- Exercise goal: Scan each line of the records for the word "ご出産おめでとうございます" and extract the ones that have it.
-- begin Dataset rows --
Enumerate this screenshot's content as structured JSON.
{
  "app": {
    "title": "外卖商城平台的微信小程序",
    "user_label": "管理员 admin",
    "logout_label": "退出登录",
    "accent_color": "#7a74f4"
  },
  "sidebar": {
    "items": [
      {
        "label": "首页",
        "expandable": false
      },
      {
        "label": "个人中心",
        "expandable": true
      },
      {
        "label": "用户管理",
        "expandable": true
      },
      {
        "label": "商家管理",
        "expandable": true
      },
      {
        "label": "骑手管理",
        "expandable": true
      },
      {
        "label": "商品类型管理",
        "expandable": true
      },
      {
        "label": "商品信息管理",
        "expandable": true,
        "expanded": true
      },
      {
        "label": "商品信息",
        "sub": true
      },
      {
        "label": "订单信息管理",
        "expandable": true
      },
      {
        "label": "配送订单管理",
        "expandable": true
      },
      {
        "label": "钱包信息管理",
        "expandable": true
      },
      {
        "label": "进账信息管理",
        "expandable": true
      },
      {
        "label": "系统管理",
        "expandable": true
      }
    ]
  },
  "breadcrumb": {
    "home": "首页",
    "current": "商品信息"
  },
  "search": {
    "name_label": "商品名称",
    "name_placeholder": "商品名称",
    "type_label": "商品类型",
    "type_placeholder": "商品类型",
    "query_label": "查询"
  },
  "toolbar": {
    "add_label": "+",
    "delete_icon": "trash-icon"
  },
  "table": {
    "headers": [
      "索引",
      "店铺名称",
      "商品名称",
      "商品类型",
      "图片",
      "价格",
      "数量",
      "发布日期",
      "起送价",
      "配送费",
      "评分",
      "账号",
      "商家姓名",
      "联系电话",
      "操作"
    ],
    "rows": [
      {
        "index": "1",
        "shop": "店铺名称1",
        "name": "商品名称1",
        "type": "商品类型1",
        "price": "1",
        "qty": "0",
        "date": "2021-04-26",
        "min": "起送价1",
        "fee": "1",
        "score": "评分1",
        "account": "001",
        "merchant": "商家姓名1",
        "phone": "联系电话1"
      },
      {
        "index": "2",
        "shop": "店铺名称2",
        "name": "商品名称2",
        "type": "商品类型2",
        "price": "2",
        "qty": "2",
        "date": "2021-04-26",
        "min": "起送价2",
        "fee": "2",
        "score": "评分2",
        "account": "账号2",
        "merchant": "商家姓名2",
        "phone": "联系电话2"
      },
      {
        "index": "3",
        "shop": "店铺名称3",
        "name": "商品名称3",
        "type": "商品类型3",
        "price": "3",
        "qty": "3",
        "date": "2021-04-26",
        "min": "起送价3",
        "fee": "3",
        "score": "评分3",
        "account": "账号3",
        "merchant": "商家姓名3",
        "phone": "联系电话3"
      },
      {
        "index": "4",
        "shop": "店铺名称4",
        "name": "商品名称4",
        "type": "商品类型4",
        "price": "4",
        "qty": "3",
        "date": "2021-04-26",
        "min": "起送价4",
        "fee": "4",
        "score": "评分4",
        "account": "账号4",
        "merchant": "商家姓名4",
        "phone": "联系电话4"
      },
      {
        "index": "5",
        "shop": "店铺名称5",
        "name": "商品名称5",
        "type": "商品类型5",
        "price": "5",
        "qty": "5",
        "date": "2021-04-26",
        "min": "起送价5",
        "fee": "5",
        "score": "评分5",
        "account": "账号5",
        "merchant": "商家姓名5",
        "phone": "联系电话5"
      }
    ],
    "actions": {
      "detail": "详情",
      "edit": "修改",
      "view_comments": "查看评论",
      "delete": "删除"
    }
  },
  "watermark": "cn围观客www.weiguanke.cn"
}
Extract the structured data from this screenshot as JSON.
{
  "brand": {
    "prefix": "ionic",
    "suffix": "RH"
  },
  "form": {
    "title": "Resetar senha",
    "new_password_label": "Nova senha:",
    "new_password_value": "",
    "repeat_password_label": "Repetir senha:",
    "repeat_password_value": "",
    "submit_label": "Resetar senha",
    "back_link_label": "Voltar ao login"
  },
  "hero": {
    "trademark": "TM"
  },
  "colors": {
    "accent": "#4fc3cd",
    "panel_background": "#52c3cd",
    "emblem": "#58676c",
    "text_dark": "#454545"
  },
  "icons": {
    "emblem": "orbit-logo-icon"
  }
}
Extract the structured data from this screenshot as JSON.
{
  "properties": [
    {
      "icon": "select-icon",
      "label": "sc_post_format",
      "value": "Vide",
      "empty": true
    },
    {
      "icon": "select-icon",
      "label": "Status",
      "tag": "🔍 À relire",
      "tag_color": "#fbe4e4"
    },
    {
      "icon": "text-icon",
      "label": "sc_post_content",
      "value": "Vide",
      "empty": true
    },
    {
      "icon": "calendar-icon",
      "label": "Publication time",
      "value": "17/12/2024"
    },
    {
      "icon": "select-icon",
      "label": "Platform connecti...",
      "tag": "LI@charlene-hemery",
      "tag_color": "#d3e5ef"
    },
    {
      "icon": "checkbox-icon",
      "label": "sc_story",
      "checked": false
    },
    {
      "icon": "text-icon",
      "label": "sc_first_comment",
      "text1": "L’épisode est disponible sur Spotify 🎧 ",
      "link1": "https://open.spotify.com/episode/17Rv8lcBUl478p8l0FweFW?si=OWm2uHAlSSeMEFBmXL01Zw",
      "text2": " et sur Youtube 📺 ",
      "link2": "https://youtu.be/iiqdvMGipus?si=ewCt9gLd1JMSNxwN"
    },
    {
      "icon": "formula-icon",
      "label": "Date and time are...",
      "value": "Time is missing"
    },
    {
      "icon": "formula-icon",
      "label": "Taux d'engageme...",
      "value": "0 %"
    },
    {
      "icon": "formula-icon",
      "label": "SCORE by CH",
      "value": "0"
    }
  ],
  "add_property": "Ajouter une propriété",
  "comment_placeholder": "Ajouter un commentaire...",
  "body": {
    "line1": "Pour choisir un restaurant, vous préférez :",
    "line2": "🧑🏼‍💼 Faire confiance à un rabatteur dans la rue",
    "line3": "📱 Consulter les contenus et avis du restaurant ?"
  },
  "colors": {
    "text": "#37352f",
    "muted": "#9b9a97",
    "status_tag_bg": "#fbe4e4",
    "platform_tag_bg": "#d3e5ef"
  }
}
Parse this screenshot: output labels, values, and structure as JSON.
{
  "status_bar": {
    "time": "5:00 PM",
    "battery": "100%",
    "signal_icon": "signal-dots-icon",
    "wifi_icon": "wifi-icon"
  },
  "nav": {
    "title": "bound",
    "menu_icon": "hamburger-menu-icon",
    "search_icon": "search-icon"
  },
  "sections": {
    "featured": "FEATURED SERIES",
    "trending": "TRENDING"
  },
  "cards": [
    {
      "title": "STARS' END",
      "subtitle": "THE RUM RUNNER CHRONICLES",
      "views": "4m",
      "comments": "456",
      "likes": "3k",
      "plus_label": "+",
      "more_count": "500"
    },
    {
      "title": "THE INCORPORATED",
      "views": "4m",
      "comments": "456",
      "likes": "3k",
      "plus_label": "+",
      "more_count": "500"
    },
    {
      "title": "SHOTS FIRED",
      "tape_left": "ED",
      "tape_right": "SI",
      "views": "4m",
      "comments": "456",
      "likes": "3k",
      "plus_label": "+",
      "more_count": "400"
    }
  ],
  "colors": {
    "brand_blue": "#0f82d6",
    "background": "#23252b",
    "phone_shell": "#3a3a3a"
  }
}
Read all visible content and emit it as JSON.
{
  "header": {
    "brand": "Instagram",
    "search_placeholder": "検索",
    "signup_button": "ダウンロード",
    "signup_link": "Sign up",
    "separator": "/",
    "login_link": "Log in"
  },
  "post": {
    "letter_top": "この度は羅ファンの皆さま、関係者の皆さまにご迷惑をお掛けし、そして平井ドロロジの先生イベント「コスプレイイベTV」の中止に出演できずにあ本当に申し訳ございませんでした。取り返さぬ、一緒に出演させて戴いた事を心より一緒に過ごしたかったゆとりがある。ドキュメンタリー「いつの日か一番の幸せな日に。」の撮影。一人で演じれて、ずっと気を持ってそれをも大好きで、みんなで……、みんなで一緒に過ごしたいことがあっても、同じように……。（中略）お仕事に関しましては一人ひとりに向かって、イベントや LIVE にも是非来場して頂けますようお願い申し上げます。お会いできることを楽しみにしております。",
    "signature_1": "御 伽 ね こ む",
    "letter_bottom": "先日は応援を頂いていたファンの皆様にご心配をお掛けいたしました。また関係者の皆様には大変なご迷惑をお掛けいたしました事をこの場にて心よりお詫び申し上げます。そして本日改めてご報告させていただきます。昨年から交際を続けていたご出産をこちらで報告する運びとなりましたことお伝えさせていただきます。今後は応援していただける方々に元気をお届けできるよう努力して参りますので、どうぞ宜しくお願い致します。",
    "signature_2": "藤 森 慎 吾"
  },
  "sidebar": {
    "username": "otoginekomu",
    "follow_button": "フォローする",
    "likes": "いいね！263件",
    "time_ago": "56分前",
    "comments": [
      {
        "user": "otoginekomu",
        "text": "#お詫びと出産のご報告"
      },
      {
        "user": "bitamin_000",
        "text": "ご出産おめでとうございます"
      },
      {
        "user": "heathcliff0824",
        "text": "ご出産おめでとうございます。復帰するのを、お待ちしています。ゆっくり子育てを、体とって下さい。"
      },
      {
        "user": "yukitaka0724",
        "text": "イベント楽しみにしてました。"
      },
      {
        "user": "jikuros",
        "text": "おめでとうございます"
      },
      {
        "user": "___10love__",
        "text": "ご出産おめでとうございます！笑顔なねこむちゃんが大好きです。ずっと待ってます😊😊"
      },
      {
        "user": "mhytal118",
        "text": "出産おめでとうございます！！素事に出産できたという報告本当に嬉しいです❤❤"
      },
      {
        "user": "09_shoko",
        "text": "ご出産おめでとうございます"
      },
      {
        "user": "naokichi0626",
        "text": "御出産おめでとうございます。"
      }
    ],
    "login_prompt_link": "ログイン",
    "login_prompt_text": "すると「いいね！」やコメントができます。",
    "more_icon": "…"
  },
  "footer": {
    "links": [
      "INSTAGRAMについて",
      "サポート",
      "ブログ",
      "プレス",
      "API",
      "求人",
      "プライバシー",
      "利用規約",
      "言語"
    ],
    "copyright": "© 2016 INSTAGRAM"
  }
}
-- end Dataset rows --
- Exercise answer:
        "text": "ご出産おめでとうございます"
        "text": "ご出産おめでとうございます。復帰するのを、お待ちしています。ゆっくり子育てを、体とって下さい。"
        "text": "ご出産おめでとうございます！笑顔なねこむちゃんが大好きです。ずっと待ってます😊😊"
        "text": "ご出産おめでとうございます"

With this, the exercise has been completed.